[Dataset entries]
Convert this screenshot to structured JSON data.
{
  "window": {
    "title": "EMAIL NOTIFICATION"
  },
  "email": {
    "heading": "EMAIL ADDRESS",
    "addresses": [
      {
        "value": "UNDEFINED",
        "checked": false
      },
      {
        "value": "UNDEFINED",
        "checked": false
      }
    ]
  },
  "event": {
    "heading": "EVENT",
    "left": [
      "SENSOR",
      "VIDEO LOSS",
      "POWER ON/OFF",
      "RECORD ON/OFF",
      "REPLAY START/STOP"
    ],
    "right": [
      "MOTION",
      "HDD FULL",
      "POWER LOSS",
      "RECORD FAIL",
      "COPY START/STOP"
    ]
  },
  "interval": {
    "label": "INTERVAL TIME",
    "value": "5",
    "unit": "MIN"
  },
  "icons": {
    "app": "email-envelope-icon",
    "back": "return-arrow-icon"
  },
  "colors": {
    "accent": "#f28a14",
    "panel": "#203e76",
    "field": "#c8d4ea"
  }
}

◆ Written exercise: Extract the listing in its entirety and repeat it exactly.

◆ Exercise answer:
Convert this screenshot to structured JSON data.
{
  "window": {
    "title": "EMAIL NOTIFICATION"
  },
  "email": {
    "heading": "EMAIL ADDRESS",
    "addresses": [
      {
        "value": "UNDEFINED",
        "checked": false
      },
      {
        "value": "UNDEFINED",
        "checked": false
      }
    ]
  },
  "event": {
    "heading": "EVENT",
    "left": [
      "SENSOR",
      "VIDEO LOSS",
      "POWER ON/OFF",
      "RECORD ON/OFF",
      "REPLAY START/STOP"
    ],
    "right": [
      "MOTION",
      "HDD FULL",
      "POWER LOSS",
      "RECORD FAIL",
      "COPY START/STOP"
    ]
  },
  "interval": {
    "label": "INTERVAL TIME",
    "value": "5",
    "unit": "MIN"
  },
  "icons": {
    "app": "email-envelope-icon",
    "back": "return-arrow-icon"
  },
  "colors": {
    "accent": "#f28a14",
    "panel": "#203e76",
    "field": "#c8d4ea"
  }
}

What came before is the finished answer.